_TASK TO CARRY OUT_
Within the records below, find each line that holds the string "data", then copy it.

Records
● ● ● ●

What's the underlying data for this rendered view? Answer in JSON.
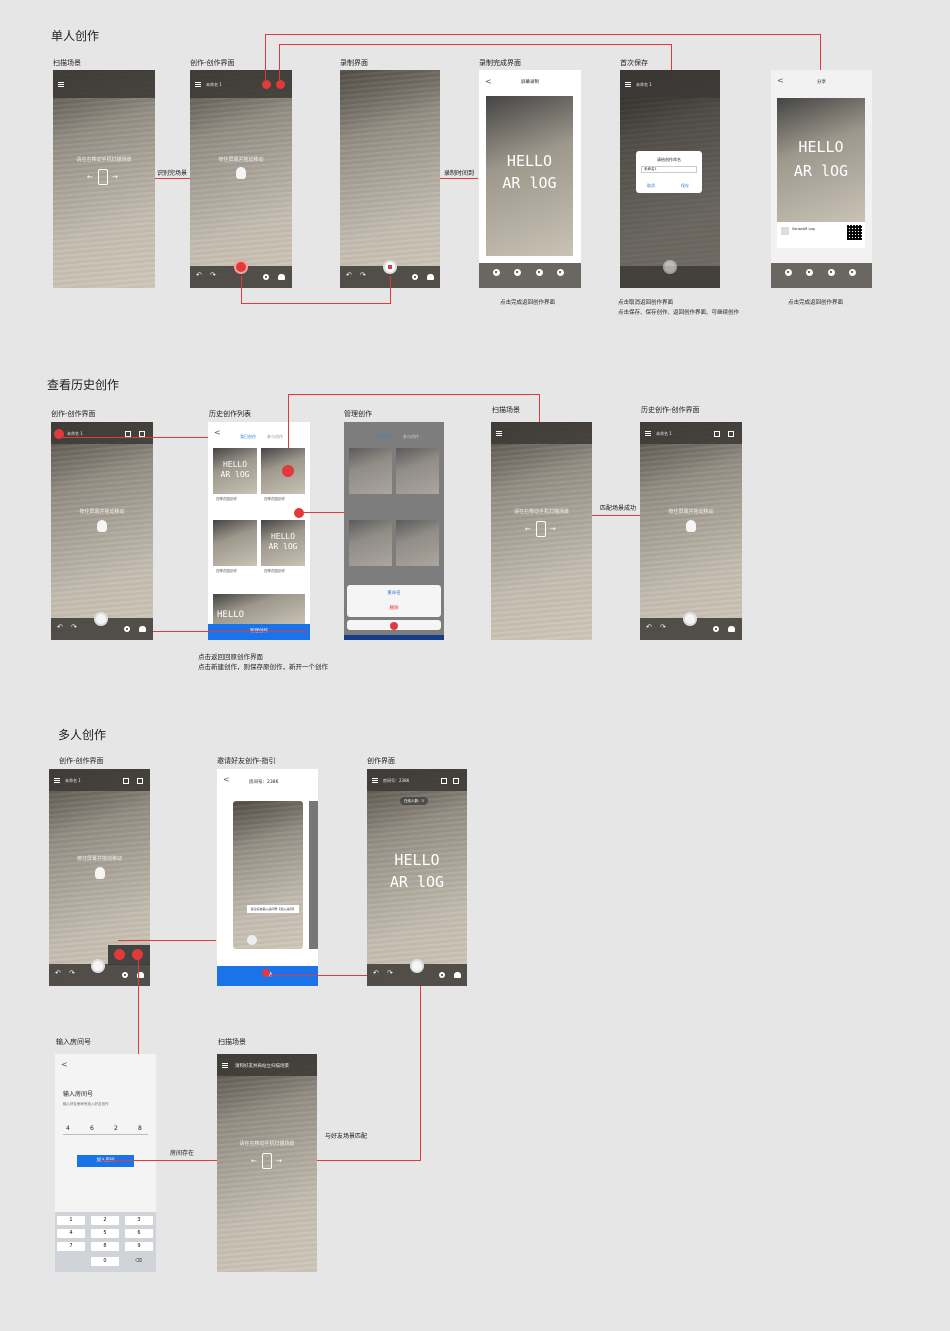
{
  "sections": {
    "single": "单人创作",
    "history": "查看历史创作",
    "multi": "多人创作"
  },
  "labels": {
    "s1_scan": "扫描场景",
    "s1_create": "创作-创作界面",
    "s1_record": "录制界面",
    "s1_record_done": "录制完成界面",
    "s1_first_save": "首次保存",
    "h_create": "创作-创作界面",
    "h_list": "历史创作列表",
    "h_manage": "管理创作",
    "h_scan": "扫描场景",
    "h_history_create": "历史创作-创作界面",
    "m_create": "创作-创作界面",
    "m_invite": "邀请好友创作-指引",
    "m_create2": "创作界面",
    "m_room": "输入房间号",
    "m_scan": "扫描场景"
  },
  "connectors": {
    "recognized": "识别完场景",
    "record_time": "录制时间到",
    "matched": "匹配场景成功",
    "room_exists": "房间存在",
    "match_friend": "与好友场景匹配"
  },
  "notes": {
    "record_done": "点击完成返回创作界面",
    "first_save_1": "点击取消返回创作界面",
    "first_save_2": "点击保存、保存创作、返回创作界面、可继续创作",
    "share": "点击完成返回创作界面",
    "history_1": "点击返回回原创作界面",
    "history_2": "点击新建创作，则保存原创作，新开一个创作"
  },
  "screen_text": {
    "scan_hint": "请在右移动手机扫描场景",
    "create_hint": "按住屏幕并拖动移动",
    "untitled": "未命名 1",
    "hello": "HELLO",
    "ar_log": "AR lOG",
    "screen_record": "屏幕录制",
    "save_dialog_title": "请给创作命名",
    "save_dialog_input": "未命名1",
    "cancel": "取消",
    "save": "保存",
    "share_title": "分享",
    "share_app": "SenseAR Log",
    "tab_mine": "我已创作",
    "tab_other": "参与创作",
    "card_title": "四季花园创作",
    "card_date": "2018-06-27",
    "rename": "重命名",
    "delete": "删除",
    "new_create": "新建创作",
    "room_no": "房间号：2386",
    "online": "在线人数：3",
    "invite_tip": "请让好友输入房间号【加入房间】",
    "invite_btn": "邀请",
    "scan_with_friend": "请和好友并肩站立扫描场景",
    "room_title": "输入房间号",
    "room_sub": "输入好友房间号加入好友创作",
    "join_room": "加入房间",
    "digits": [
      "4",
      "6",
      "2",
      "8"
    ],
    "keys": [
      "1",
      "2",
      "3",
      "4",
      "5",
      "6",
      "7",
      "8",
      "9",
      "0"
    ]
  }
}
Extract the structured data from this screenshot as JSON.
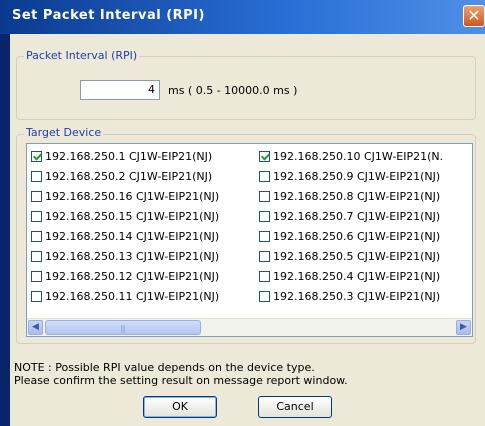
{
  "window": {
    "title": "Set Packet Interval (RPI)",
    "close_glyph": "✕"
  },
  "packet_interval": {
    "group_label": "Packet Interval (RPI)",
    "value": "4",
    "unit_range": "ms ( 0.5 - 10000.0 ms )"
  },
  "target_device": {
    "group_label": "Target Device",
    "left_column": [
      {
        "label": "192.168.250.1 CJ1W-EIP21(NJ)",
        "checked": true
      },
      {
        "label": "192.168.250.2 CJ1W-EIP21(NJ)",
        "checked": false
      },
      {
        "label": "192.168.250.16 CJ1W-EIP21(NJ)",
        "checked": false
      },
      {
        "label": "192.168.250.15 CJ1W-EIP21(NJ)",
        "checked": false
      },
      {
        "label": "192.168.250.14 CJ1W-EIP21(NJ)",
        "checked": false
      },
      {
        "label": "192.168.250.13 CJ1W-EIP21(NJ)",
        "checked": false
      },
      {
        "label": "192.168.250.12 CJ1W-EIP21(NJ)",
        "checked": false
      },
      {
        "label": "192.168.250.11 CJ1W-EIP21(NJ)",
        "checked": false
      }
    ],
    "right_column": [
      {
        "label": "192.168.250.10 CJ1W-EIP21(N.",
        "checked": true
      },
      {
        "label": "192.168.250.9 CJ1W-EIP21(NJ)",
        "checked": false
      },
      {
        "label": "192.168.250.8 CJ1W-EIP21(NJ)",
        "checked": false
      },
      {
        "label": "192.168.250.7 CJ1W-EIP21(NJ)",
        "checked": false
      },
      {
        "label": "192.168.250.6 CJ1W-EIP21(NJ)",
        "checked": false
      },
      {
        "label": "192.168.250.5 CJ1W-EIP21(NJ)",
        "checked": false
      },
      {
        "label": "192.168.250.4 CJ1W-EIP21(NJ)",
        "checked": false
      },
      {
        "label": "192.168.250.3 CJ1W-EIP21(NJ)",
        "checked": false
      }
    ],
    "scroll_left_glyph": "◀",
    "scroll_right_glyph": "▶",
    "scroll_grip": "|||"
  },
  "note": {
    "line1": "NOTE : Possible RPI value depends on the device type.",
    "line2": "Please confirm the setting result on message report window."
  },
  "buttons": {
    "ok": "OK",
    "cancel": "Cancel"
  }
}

● ● ● ●

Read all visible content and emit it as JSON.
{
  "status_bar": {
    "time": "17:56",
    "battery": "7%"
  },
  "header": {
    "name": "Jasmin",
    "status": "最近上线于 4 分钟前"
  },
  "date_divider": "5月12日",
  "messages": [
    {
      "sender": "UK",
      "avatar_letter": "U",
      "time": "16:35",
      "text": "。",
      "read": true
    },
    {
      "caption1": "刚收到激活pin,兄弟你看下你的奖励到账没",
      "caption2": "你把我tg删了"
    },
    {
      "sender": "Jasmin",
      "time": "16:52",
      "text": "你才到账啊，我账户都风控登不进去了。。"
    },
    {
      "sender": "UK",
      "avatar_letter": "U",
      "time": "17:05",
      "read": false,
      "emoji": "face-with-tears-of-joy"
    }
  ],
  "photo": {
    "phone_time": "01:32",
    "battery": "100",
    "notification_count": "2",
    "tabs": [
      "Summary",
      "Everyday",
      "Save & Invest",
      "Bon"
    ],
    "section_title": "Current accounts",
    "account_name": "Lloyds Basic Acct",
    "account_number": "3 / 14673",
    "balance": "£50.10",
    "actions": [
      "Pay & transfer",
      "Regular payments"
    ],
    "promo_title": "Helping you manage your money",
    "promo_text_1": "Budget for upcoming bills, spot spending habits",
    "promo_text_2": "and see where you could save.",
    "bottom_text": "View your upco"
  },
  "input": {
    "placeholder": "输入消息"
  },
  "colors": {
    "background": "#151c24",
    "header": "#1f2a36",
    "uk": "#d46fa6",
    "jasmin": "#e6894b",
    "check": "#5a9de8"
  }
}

● ● ● ●

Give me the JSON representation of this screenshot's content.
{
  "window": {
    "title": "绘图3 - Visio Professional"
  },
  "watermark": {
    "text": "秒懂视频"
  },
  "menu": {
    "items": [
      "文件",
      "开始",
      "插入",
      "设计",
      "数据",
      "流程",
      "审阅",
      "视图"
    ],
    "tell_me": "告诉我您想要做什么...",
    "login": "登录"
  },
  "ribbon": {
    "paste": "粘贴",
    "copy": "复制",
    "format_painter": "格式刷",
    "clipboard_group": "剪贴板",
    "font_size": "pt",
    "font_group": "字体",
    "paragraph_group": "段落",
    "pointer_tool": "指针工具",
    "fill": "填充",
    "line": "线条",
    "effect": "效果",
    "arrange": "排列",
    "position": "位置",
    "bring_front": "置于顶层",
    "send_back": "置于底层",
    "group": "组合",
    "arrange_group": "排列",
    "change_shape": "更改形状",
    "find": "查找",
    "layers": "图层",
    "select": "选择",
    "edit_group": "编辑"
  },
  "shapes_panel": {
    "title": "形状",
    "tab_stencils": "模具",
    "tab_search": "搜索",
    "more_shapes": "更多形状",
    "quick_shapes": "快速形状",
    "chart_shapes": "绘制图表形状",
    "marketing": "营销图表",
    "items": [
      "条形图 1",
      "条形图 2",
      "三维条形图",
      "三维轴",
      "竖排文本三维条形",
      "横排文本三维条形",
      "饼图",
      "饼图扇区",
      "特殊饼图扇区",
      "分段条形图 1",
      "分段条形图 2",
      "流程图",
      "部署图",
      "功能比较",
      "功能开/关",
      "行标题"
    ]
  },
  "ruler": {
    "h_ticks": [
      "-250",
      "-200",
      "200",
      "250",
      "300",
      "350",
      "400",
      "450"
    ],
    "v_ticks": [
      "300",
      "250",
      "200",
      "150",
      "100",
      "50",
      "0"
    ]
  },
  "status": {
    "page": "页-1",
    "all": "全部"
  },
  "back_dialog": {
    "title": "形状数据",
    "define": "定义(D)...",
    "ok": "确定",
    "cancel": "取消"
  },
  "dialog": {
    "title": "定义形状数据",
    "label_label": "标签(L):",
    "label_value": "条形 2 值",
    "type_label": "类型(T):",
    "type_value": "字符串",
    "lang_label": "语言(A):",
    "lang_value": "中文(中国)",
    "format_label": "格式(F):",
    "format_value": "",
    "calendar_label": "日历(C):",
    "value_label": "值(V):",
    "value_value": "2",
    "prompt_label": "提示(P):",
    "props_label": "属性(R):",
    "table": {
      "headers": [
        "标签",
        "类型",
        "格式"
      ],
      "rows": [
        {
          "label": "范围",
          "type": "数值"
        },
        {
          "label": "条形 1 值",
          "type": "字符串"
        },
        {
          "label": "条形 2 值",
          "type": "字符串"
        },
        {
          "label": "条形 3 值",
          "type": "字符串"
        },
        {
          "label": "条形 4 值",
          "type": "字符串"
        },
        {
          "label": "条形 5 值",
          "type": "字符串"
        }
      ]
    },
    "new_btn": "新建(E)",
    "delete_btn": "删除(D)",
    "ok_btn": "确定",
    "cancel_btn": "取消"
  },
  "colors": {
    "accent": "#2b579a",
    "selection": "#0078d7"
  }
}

● ● ● ●

_COMPLETE OUTPUT_
What's the underlying data for this rendered view? Answer in JSON.
Extract the structured data from this screenshot as JSON.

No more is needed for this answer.